> BRIEF:
Please render the lines below as a Markdown table with two columns, No. and Line, giving each row its number and skipping any blank lines. Leave the pictures out.

> PROVIDED ENTRIES:

- - - - - - -

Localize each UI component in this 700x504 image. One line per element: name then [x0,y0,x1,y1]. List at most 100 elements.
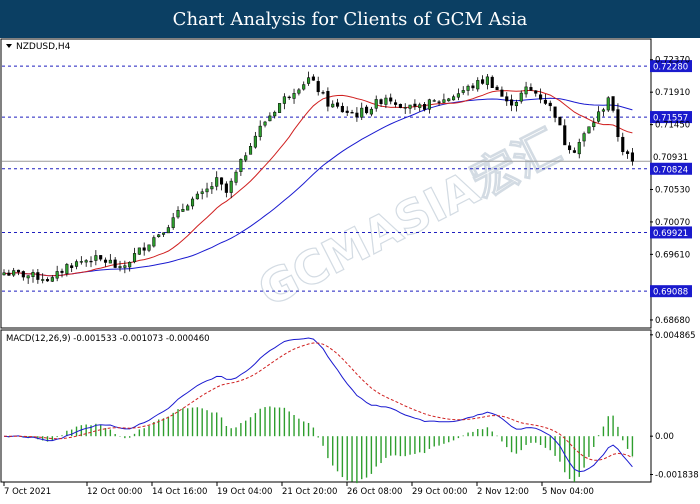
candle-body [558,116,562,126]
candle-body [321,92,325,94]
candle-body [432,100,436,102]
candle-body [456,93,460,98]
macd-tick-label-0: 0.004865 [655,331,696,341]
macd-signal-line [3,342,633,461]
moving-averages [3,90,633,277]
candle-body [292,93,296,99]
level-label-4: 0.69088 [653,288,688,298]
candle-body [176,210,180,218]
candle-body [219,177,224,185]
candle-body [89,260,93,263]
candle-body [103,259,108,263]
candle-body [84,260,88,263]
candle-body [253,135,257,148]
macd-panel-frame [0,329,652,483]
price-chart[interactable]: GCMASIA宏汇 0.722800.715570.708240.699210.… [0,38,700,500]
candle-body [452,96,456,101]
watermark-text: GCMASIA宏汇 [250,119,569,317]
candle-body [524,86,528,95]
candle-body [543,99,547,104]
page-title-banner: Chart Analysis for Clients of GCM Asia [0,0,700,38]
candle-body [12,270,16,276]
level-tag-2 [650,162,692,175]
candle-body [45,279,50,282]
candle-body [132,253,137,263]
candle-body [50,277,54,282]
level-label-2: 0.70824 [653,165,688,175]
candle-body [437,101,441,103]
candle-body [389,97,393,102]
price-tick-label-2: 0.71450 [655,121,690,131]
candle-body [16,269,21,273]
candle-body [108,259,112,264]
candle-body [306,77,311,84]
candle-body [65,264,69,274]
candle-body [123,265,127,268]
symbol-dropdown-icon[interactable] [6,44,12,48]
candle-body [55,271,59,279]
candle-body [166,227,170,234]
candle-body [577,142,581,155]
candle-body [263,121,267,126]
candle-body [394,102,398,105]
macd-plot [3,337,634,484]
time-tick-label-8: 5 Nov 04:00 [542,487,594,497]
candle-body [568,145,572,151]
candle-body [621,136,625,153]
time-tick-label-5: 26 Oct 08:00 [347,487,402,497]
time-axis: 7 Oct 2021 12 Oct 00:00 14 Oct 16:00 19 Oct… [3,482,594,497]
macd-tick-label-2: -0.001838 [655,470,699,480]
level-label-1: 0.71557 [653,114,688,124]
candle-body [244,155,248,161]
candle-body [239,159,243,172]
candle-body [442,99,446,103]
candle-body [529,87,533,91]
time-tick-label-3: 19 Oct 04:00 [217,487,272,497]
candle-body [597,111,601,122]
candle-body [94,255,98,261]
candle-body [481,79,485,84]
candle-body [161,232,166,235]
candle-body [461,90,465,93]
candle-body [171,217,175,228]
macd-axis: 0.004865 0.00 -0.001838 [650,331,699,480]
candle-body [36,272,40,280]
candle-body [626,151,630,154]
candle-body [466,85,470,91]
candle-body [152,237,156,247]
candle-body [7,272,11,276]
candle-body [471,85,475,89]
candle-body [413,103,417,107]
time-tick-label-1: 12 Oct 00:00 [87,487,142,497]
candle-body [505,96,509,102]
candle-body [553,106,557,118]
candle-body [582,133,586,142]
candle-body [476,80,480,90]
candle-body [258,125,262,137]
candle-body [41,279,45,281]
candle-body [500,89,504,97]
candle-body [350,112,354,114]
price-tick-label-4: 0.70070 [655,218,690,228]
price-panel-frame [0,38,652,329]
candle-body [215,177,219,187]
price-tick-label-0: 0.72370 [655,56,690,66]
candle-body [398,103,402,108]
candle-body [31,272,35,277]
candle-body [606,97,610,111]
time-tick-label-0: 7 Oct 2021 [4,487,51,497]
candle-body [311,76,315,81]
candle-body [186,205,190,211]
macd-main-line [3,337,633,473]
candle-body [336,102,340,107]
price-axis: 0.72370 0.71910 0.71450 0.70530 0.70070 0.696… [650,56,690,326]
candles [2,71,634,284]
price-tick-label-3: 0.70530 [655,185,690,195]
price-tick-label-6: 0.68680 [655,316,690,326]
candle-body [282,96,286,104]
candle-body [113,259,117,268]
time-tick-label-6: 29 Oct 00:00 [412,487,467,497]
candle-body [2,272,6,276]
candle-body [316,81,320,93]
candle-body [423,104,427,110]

- - - - - - -

> FINISHED EXERCISE:
| No. | Line |
|---|---|
| 1 | Localize each UI component in this 700x504 image. One line per element: name then [x0,y0,x1,y1]. List at most 100 elements. |
| 2 | candle-body [558,116,562,126] |
| 3 | candle-body [321,92,325,94] |
| 4 | candle-body [432,100,436,102] |
| 5 | candle-body [456,93,460,98] |
| 6 | macd-tick-label-0: 0.004865 [655,331,696,341] |
| 7 | macd-signal-line [3,342,633,461] |
| 8 | moving-averages [3,90,633,277] |
| 9 | candle-body [292,93,296,99] |
| 10 | level-label-4: 0.69088 [653,288,688,298] |
| 11 | candle-body [176,210,180,218] |
| 12 | candle-body [219,177,224,185] |
| 13 | candle-body [89,260,93,263] |
| 14 | candle-body [103,259,108,263] |
| 15 | candle-body [84,260,88,263] |
| 16 | candle-body [253,135,257,148] |
| 17 | macd-panel-frame [0,329,652,483] |
| 18 | price-chart[interactable]: GCMASIA宏汇 0.722800.715570.708240.699210.… [0,38,700,500] |
| 19 | candle-body [452,96,456,101] |
| 20 | watermark-text: GCMASIA宏汇 [250,119,569,317] |
| 21 | candle-body [524,86,528,95] |
| 22 | candle-body [543,99,547,104] |
| 23 | page-title-banner: Chart Analysis for Clients of GCM Asia [0,0,700,38] |
| 24 | candle-body [12,270,16,276] |
| 25 | level-tag-2 [650,162,692,175] |
| 26 | candle-body [45,279,50,282] |
| 27 | candle-body [132,253,137,263] |
| 28 | candle-body [50,277,54,282] |
| 29 | level-label-2: 0.70824 [653,165,688,175] |
| 30 | candle-body [437,101,441,103] |
| 31 | candle-body [389,97,393,102] |
| 32 | price-tick-label-2: 0.71450 [655,121,690,131] |
| 33 | candle-body [16,269,21,273] |
| 34 | candle-body [108,259,112,264] |
| 35 | candle-body [306,77,311,84] |
| 36 | candle-body [65,264,69,274] |
| 37 | candle-body [123,265,127,268] |
| 38 | symbol-dropdown-icon[interactable] [6,44,12,48] |
| 39 | candle-body [55,271,59,279] |
| 40 | candle-body [166,227,170,234] |
| 41 | candle-body [577,142,581,155] |
| 42 | candle-body [263,121,267,126] |
| 43 | candle-body [394,102,398,105] |
| 44 | macd-plot [3,337,634,484] |
| 45 | time-tick-label-8: 5 Nov 04:00 [542,487,594,497] |
| 46 | candle-body [568,145,572,151] |
| 47 | candle-body [621,136,625,153] |
| 48 | time-tick-label-5: 26 Oct 08:00 [347,487,402,497] |
| 49 | time-axis: 7 Oct 2021 12 Oct 00:00 14 Oct 16:00 19 Oct… [3,482,594,497] |
| 50 | macd-tick-label-2: -0.001838 [655,470,699,480] |
| 51 | level-label-1: 0.71557 [653,114,688,124] |
| 52 | candle-body [244,155,248,161] |
| 53 | candle-body [239,159,243,172] |
| 54 | candle-body [442,99,446,103] |
| 55 | candle-body [529,87,533,91] |
| 56 | time-tick-label-3: 19 Oct 04:00 [217,487,272,497] |
| 57 | candle-body [597,111,601,122] |
| 58 | candle-body [94,255,98,261] |
| 59 | candle-body [481,79,485,84] |
| 60 | candle-body [161,232,166,235] |
| 61 | candle-body [461,90,465,93] |
| 62 | candle-body [171,217,175,228] |
| 63 | macd-axis: 0.004865 0.00 -0.001838 [650,331,699,480] |
| 64 | candle-body [36,272,40,280] |
| 65 | candle-body [626,151,630,154] |
| 66 | candle-body [466,85,470,91] |
| 67 | candle-body [152,237,156,247] |
| 68 | candle-body [7,272,11,276] |
| 69 | candle-body [471,85,475,89] |
| 70 | candle-body [413,103,417,107] |
| 71 | time-tick-label-1: 12 Oct 00:00 [87,487,142,497] |
| 72 | candle-body [505,96,509,102] |
| 73 | candle-body [553,106,557,118] |
| 74 | candle-body [582,133,586,142] |
| 75 | candle-body [476,80,480,90] |
| 76 | candle-body [258,125,262,137] |
| 77 | candle-body [41,279,45,281] |
| 78 | candle-body [500,89,504,97] |
| 79 | candle-body [350,112,354,114] |
| 80 | price-tick-label-4: 0.70070 [655,218,690,228] |
| 81 | price-panel-frame [0,38,652,329] |
| 82 | candle-body [215,177,219,187] |
| 83 | price-tick-label-0: 0.72370 [655,56,690,66] |
| 84 | candle-body [398,103,402,108] |
| 85 | candle-body [31,272,35,277] |
| 86 | candle-body [606,97,610,111] |
| 87 | time-tick-label-0: 7 Oct 2021 [4,487,51,497] |
| 88 | candle-body [311,76,315,81] |
| 89 | candle-body [186,205,190,211] |
| 90 | macd-main-line [3,337,633,473] |
| 91 | candle-body [336,102,340,107] |
| 92 | price-axis: 0.72370 0.71910 0.71450 0.70530 0.70070 0.696… [650,56,690,326] |
| 93 | candles [2,71,634,284] |
| 94 | price-tick-label-3: 0.70530 [655,185,690,195] |
| 95 | price-tick-label-6: 0.68680 [655,316,690,326] |
| 96 | candle-body [282,96,286,104] |
| 97 | candle-body [113,259,117,268] |
| 98 | time-tick-label-6: 29 Oct 00:00 [412,487,467,497] |
| 99 | candle-body [2,272,6,276] |
| 100 | candle-body [316,81,320,93] |
| 101 | candle-body [423,104,427,110] |